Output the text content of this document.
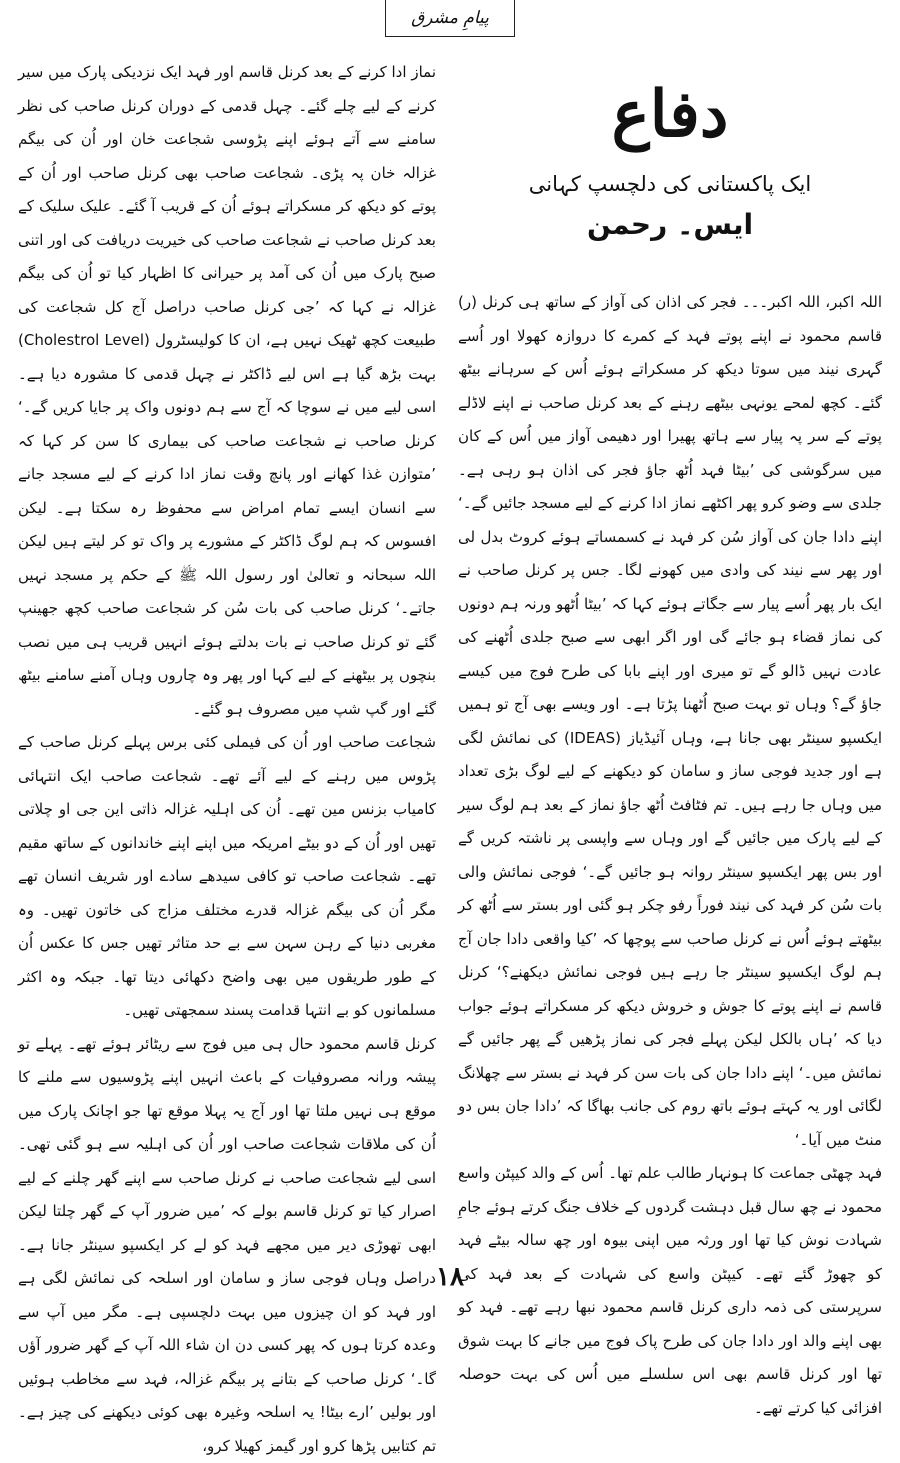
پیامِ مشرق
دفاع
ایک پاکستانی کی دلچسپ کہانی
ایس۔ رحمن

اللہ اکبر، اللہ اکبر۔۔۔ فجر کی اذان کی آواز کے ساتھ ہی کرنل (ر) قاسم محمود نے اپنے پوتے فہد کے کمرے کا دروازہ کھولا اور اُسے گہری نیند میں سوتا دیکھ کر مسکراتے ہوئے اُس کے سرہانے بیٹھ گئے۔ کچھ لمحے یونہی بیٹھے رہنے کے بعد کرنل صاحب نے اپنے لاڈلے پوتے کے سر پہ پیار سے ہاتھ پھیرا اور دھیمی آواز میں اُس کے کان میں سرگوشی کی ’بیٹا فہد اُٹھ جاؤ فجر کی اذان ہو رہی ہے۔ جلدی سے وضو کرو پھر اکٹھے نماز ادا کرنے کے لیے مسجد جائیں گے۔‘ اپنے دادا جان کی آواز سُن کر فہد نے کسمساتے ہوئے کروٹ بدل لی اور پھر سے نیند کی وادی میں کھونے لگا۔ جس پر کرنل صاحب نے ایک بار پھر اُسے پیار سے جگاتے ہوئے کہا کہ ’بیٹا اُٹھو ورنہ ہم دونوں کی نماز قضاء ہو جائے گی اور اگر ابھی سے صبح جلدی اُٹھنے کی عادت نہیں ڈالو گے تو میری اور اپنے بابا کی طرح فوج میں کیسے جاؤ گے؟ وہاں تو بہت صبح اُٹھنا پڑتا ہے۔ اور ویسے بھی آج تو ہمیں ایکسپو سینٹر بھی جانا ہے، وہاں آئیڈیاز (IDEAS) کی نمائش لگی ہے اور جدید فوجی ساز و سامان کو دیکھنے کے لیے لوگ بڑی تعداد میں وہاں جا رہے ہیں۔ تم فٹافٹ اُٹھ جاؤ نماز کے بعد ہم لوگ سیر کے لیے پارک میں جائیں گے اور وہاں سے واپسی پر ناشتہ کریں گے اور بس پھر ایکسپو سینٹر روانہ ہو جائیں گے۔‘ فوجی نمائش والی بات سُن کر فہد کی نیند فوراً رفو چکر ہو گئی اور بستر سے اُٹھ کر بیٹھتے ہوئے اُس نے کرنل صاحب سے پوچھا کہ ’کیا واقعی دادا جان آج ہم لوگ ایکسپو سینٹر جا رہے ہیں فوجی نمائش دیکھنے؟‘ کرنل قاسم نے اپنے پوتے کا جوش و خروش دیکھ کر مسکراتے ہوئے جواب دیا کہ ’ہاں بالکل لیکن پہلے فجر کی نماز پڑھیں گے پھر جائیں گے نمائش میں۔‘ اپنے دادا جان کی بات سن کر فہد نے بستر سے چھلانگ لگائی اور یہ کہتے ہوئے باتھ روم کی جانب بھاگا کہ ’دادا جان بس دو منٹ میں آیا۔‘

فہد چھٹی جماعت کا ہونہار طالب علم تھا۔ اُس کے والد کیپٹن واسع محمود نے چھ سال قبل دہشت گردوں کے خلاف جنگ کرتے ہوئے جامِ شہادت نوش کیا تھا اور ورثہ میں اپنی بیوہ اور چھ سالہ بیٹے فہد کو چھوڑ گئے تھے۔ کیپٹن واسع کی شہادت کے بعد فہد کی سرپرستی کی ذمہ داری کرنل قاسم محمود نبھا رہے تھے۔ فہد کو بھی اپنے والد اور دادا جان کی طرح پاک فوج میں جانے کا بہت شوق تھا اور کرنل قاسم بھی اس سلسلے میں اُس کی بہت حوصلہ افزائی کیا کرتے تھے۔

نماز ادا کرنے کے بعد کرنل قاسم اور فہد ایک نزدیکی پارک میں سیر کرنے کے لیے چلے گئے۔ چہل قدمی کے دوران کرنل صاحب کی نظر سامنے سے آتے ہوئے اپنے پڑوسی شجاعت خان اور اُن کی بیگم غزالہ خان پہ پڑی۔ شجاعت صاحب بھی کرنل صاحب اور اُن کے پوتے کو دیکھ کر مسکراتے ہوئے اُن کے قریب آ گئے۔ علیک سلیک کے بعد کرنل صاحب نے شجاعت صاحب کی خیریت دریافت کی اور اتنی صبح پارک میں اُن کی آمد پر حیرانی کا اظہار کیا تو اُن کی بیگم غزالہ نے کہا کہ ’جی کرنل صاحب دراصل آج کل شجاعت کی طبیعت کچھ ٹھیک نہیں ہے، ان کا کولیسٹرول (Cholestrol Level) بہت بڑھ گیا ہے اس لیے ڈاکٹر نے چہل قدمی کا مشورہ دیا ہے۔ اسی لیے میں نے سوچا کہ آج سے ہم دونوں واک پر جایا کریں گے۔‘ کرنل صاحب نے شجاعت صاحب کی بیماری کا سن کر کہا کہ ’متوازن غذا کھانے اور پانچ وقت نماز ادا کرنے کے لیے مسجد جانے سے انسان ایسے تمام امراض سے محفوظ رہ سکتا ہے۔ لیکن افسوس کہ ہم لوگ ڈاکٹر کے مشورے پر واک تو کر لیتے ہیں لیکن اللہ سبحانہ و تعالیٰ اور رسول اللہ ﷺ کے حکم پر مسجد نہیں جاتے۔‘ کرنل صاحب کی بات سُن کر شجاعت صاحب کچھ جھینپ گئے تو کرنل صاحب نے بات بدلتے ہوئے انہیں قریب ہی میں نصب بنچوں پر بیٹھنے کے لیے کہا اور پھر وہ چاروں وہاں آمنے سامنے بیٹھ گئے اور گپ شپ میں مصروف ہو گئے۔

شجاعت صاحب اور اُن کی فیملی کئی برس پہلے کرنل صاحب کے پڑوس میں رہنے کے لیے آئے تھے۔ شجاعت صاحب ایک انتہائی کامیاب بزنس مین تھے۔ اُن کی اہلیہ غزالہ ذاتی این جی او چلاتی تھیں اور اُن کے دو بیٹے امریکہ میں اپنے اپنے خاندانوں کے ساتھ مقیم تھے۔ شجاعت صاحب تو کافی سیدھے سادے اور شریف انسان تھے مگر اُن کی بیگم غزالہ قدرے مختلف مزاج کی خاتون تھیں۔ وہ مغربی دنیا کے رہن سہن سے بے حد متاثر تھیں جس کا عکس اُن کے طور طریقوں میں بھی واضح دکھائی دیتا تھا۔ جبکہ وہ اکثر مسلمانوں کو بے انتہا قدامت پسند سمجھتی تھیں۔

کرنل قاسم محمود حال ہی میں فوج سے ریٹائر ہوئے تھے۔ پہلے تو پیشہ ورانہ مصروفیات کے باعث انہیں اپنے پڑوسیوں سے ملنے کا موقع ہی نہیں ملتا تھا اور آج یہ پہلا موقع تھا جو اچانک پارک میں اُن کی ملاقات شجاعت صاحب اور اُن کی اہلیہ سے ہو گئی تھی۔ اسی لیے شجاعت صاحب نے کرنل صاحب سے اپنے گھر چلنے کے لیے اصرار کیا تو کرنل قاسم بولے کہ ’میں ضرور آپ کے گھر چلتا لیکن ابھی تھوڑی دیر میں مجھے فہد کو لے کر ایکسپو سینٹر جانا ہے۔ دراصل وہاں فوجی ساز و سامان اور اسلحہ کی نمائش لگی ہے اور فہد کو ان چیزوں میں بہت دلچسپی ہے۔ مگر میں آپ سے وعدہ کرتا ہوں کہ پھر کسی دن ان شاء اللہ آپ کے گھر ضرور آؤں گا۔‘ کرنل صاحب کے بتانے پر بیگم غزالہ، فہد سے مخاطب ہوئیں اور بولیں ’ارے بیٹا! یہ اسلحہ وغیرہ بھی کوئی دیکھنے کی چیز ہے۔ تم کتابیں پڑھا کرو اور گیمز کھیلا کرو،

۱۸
-------
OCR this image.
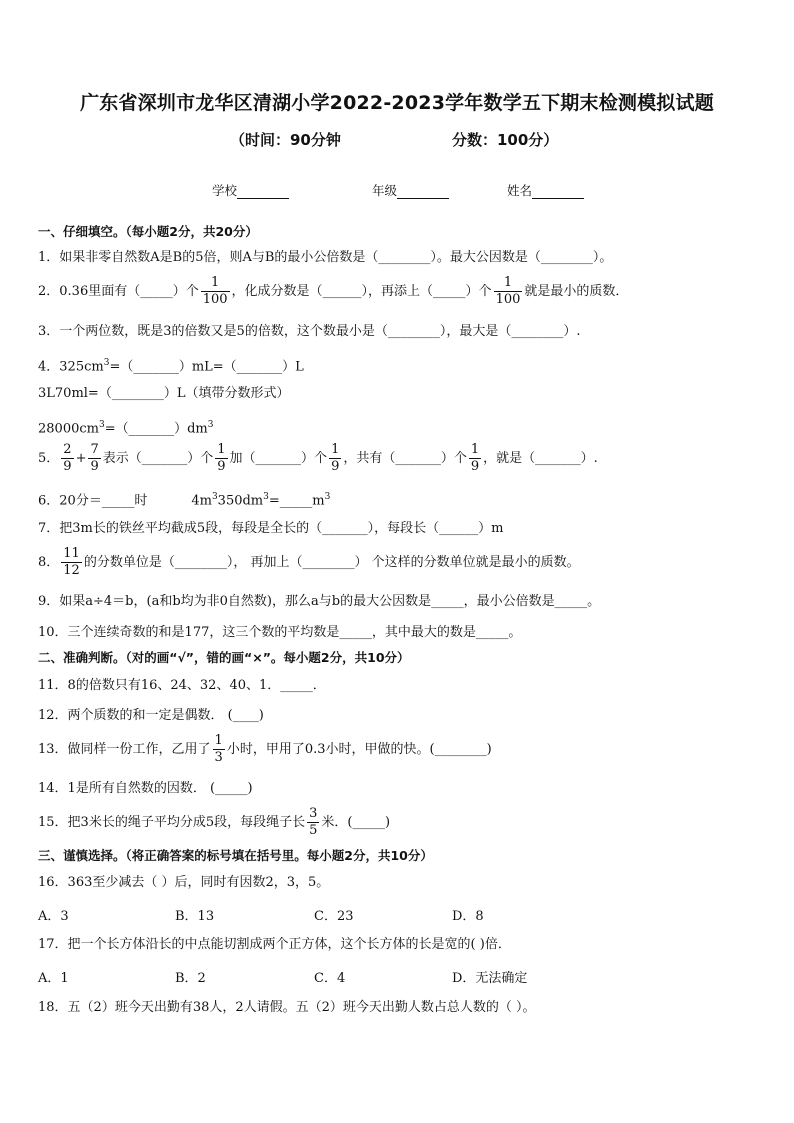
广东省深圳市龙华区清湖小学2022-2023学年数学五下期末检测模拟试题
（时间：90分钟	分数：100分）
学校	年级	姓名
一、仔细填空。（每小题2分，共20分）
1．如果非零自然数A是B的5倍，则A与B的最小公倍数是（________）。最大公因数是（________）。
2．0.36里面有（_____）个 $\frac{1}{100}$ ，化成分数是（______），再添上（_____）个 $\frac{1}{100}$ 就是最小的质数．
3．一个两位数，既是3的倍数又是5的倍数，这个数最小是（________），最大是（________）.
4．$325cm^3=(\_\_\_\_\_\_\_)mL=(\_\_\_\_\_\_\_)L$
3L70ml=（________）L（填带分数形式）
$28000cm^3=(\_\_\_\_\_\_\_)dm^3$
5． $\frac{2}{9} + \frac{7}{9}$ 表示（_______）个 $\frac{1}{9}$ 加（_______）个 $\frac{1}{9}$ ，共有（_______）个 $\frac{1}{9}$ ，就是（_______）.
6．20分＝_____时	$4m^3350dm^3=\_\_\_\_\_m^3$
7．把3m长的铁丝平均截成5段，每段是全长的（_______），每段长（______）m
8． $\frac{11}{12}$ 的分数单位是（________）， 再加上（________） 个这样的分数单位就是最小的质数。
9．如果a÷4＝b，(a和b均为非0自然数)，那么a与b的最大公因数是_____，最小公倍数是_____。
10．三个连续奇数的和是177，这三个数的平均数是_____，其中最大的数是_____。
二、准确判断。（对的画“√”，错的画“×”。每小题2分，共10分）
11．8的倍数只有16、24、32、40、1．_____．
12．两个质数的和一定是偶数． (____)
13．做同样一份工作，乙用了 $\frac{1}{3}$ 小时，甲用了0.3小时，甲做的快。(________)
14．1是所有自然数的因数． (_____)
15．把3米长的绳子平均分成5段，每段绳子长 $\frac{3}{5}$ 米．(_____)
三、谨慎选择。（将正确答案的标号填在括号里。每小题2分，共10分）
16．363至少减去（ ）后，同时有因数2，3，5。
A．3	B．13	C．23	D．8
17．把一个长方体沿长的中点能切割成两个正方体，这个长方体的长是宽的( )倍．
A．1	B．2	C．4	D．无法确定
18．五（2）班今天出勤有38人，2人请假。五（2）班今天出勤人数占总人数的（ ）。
-------
Objective: Exactly how many lines of the material contain the word "جانے"? Write the number alone.

Final result: 2